### YOUR GOAL
Extract the complete listing and output it unchanged.

>>>>>

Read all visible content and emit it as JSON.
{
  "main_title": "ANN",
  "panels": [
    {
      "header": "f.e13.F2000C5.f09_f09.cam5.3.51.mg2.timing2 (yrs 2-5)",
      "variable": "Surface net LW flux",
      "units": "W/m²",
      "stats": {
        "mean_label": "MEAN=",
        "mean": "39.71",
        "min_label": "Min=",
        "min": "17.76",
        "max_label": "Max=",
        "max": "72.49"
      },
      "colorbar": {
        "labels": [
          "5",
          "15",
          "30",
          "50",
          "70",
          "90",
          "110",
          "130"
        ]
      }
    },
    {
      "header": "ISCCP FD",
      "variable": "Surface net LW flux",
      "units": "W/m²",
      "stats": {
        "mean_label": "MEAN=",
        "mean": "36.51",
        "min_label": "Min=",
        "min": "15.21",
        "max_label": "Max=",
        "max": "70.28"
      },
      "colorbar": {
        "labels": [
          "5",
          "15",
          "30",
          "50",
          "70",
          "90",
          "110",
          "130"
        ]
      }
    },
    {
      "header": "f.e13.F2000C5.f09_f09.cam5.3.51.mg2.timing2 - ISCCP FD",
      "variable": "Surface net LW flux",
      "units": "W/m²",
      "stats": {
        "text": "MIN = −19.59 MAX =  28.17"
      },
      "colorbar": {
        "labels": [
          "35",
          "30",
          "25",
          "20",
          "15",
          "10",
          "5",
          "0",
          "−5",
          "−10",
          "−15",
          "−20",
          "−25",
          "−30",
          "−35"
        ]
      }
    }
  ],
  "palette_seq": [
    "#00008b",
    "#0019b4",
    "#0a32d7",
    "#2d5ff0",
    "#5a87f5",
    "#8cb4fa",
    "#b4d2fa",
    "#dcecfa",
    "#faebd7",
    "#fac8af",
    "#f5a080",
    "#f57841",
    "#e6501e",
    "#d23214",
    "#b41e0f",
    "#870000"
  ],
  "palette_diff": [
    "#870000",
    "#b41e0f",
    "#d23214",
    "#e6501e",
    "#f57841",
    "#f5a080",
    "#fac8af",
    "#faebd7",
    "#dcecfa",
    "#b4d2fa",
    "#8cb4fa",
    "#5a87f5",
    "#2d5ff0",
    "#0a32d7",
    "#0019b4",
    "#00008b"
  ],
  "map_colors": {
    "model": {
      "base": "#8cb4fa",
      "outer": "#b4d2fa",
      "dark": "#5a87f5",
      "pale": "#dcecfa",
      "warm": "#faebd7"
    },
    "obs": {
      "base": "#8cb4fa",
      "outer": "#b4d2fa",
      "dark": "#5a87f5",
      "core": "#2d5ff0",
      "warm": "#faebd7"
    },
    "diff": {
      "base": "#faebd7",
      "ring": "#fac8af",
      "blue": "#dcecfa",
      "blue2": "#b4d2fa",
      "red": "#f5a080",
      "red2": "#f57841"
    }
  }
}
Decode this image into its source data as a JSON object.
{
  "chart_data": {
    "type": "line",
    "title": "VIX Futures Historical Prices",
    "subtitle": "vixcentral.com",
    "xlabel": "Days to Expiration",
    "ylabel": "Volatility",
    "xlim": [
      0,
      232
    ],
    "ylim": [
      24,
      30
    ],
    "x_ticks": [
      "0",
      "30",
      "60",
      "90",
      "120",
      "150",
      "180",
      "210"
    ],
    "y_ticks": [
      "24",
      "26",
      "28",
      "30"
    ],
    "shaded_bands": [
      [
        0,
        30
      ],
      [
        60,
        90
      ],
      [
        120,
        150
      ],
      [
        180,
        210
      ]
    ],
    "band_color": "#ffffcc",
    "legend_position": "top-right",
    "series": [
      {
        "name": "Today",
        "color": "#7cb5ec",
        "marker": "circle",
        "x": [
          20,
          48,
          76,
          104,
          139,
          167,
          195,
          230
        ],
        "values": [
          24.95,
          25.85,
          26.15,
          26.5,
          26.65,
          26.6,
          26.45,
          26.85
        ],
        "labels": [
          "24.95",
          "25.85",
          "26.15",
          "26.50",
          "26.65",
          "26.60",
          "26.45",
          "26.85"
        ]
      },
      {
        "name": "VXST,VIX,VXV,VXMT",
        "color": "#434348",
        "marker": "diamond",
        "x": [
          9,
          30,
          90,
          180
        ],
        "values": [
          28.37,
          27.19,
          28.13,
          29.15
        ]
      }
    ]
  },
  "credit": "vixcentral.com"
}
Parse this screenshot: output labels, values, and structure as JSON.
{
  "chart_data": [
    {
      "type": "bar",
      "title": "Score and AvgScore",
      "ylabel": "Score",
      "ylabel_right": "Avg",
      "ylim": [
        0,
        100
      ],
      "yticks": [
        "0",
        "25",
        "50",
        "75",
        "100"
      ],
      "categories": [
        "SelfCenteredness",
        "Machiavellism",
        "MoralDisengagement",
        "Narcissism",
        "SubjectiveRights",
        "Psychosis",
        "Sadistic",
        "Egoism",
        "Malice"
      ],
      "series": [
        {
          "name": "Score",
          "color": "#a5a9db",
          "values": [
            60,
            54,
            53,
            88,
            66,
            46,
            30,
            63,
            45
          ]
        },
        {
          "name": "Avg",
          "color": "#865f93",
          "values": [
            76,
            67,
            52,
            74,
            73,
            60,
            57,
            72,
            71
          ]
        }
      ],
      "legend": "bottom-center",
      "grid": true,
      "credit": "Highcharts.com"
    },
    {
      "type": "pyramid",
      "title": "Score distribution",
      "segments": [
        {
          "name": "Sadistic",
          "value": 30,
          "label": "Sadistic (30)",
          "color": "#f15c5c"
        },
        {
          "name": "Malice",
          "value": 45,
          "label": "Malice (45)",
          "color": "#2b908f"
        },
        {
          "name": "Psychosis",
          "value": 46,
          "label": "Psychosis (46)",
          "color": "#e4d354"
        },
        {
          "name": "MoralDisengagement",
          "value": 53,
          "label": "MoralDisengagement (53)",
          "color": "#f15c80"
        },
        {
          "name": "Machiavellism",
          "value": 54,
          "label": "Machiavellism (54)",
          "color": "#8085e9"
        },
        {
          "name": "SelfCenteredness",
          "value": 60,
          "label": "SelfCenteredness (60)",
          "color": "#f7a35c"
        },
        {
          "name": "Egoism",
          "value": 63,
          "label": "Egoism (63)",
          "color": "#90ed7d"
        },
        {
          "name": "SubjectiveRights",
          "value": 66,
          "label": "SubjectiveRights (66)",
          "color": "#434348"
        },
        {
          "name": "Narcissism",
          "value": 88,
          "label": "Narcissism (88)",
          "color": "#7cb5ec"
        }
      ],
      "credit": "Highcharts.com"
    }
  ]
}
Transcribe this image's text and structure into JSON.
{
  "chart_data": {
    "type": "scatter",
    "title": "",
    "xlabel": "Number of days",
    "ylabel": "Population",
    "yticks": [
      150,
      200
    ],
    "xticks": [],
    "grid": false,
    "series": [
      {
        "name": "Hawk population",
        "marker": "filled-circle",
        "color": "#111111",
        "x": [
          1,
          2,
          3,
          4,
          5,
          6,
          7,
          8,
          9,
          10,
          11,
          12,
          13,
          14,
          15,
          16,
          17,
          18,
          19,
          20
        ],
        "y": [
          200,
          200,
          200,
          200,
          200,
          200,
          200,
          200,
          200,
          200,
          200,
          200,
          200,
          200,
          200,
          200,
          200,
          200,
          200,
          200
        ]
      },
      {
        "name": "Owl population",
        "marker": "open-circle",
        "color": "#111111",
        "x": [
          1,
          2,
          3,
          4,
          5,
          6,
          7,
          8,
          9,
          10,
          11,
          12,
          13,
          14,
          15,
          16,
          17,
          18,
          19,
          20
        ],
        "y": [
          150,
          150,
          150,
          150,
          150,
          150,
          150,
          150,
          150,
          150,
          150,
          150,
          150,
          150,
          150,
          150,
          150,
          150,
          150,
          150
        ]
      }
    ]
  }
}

<<<<<

### REPLY
Read all visible content and emit it as JSON.
{
  "main_title": "ANN",
  "panels": [
    {
      "header": "f.e13.F2000C5.f09_f09.cam5.3.51.mg2.timing2 (yrs 2-5)",
      "variable": "Surface net LW flux",
      "units": "W/m²",
      "stats": {
        "mean_label": "MEAN=",
        "mean": "39.71",
        "min_label": "Min=",
        "min": "17.76",
        "max_label": "Max=",
        "max": "72.49"
      },
      "colorbar": {
        "labels": [
          "5",
          "15",
          "30",
          "50",
          "70",
          "90",
          "110",
          "130"
        ]
      }
    },
    {
      "header": "ISCCP FD",
      "variable": "Surface net LW flux",
      "units": "W/m²",
      "stats": {
        "mean_label": "MEAN=",
        "mean": "36.51",
        "min_label": "Min=",
        "min": "15.21",
        "max_label": "Max=",
        "max": "70.28"
      },
      "colorbar": {
        "labels": [
          "5",
          "15",
          "30",
          "50",
          "70",
          "90",
          "110",
          "130"
        ]
      }
    },
    {
      "header": "f.e13.F2000C5.f09_f09.cam5.3.51.mg2.timing2 - ISCCP FD",
      "variable": "Surface net LW flux",
      "units": "W/m²",
      "stats": {
        "text": "MIN = −19.59 MAX =  28.17"
      },
      "colorbar": {
        "labels": [
          "35",
          "30",
          "25",
          "20",
          "15",
          "10",
          "5",
          "0",
          "−5",
          "−10",
          "−15",
          "−20",
          "−25",
          "−30",
          "−35"
        ]
      }
    }
  ],
  "palette_seq": [
    "#00008b",
    "#0019b4",
    "#0a32d7",
    "#2d5ff0",
    "#5a87f5",
    "#8cb4fa",
    "#b4d2fa",
    "#dcecfa",
    "#faebd7",
    "#fac8af",
    "#f5a080",
    "#f57841",
    "#e6501e",
    "#d23214",
    "#b41e0f",
    "#870000"
  ],
  "palette_diff": [
    "#870000",
    "#b41e0f",
    "#d23214",
    "#e6501e",
    "#f57841",
    "#f5a080",
    "#fac8af",
    "#faebd7",
    "#dcecfa",
    "#b4d2fa",
    "#8cb4fa",
    "#5a87f5",
    "#2d5ff0",
    "#0a32d7",
    "#0019b4",
    "#00008b"
  ],
  "map_colors": {
    "model": {
      "base": "#8cb4fa",
      "outer": "#b4d2fa",
      "dark": "#5a87f5",
      "pale": "#dcecfa",
      "warm": "#faebd7"
    },
    "obs": {
      "base": "#8cb4fa",
      "outer": "#b4d2fa",
      "dark": "#5a87f5",
      "core": "#2d5ff0",
      "warm": "#faebd7"
    },
    "diff": {
      "base": "#faebd7",
      "ring": "#fac8af",
      "blue": "#dcecfa",
      "blue2": "#b4d2fa",
      "red": "#f5a080",
      "red2": "#f57841"
    }
  }
}
Decode this image into its source data as a JSON object.
{
  "chart_data": {
    "type": "line",
    "title": "VIX Futures Historical Prices",
    "subtitle": "vixcentral.com",
    "xlabel": "Days to Expiration",
    "ylabel": "Volatility",
    "xlim": [
      0,
      232
    ],
    "ylim": [
      24,
      30
    ],
    "x_ticks": [
      "0",
      "30",
      "60",
      "90",
      "120",
      "150",
      "180",
      "210"
    ],
    "y_ticks": [
      "24",
      "26",
      "28",
      "30"
    ],
    "shaded_bands": [
      [
        0,
        30
      ],
      [
        60,
        90
      ],
      [
        120,
        150
      ],
      [
        180,
        210
      ]
    ],
    "band_color": "#ffffcc",
    "legend_position": "top-right",
    "series": [
      {
        "name": "Today",
        "color": "#7cb5ec",
        "marker": "circle",
        "x": [
          20,
          48,
          76,
          104,
          139,
          167,
          195,
          230
        ],
        "values": [
          24.95,
          25.85,
          26.15,
          26.5,
          26.65,
          26.6,
          26.45,
          26.85
        ],
        "labels": [
          "24.95",
          "25.85",
          "26.15",
          "26.50",
          "26.65",
          "26.60",
          "26.45",
          "26.85"
        ]
      },
      {
        "name": "VXST,VIX,VXV,VXMT",
        "color": "#434348",
        "marker": "diamond",
        "x": [
          9,
          30,
          90,
          180
        ],
        "values": [
          28.37,
          27.19,
          28.13,
          29.15
        ]
      }
    ]
  },
  "credit": "vixcentral.com"
}
Parse this screenshot: output labels, values, and structure as JSON.
{
  "chart_data": [
    {
      "type": "bar",
      "title": "Score and AvgScore",
      "ylabel": "Score",
      "ylabel_right": "Avg",
      "ylim": [
        0,
        100
      ],
      "yticks": [
        "0",
        "25",
        "50",
        "75",
        "100"
      ],
      "categories": [
        "SelfCenteredness",
        "Machiavellism",
        "MoralDisengagement",
        "Narcissism",
        "SubjectiveRights",
        "Psychosis",
        "Sadistic",
        "Egoism",
        "Malice"
      ],
      "series": [
        {
          "name": "Score",
          "color": "#a5a9db",
          "values": [
            60,
            54,
            53,
            88,
            66,
            46,
            30,
            63,
            45
          ]
        },
        {
          "name": "Avg",
          "color": "#865f93",
          "values": [
            76,
            67,
            52,
            74,
            73,
            60,
            57,
            72,
            71
          ]
        }
      ],
      "legend": "bottom-center",
      "grid": true,
      "credit": "Highcharts.com"
    },
    {
      "type": "pyramid",
      "title": "Score distribution",
      "segments": [
        {
          "name": "Sadistic",
          "value": 30,
          "label": "Sadistic (30)",
          "color": "#f15c5c"
        },
        {
          "name": "Malice",
          "value": 45,
          "label": "Malice (45)",
          "color": "#2b908f"
        },
        {
          "name": "Psychosis",
          "value": 46,
          "label": "Psychosis (46)",
          "color": "#e4d354"
        },
        {
          "name": "MoralDisengagement",
          "value": 53,
          "label": "MoralDisengagement (53)",
          "color": "#f15c80"
        },
        {
          "name": "Machiavellism",
          "value": 54,
          "label": "Machiavellism (54)",
          "color": "#8085e9"
        },
        {
          "name": "SelfCenteredness",
          "value": 60,
          "label": "SelfCenteredness (60)",
          "color": "#f7a35c"
        },
        {
          "name": "Egoism",
          "value": 63,
          "label": "Egoism (63)",
          "color": "#90ed7d"
        },
        {
          "name": "SubjectiveRights",
          "value": 66,
          "label": "SubjectiveRights (66)",
          "color": "#434348"
        },
        {
          "name": "Narcissism",
          "value": 88,
          "label": "Narcissism (88)",
          "color": "#7cb5ec"
        }
      ],
      "credit": "Highcharts.com"
    }
  ]
}
Transcribe this image's text and structure into JSON.
{
  "chart_data": {
    "type": "scatter",
    "title": "",
    "xlabel": "Number of days",
    "ylabel": "Population",
    "yticks": [
      150,
      200
    ],
    "xticks": [],
    "grid": false,
    "series": [
      {
        "name": "Hawk population",
        "marker": "filled-circle",
        "color": "#111111",
        "x": [
          1,
          2,
          3,
          4,
          5,
          6,
          7,
          8,
          9,
          10,
          11,
          12,
          13,
          14,
          15,
          16,
          17,
          18,
          19,
          20
        ],
        "y": [
          200,
          200,
          200,
          200,
          200,
          200,
          200,
          200,
          200,
          200,
          200,
          200,
          200,
          200,
          200,
          200,
          200,
          200,
          200,
          200
        ]
      },
      {
        "name": "Owl population",
        "marker": "open-circle",
        "color": "#111111",
        "x": [
          1,
          2,
          3,
          4,
          5,
          6,
          7,
          8,
          9,
          10,
          11,
          12,
          13,
          14,
          15,
          16,
          17,
          18,
          19,
          20
        ],
        "y": [
          150,
          150,
          150,
          150,
          150,
          150,
          150,
          150,
          150,
          150,
          150,
          150,
          150,
          150,
          150,
          150,
          150,
          150,
          150,
          150
        ]
      }
    ]
  }
}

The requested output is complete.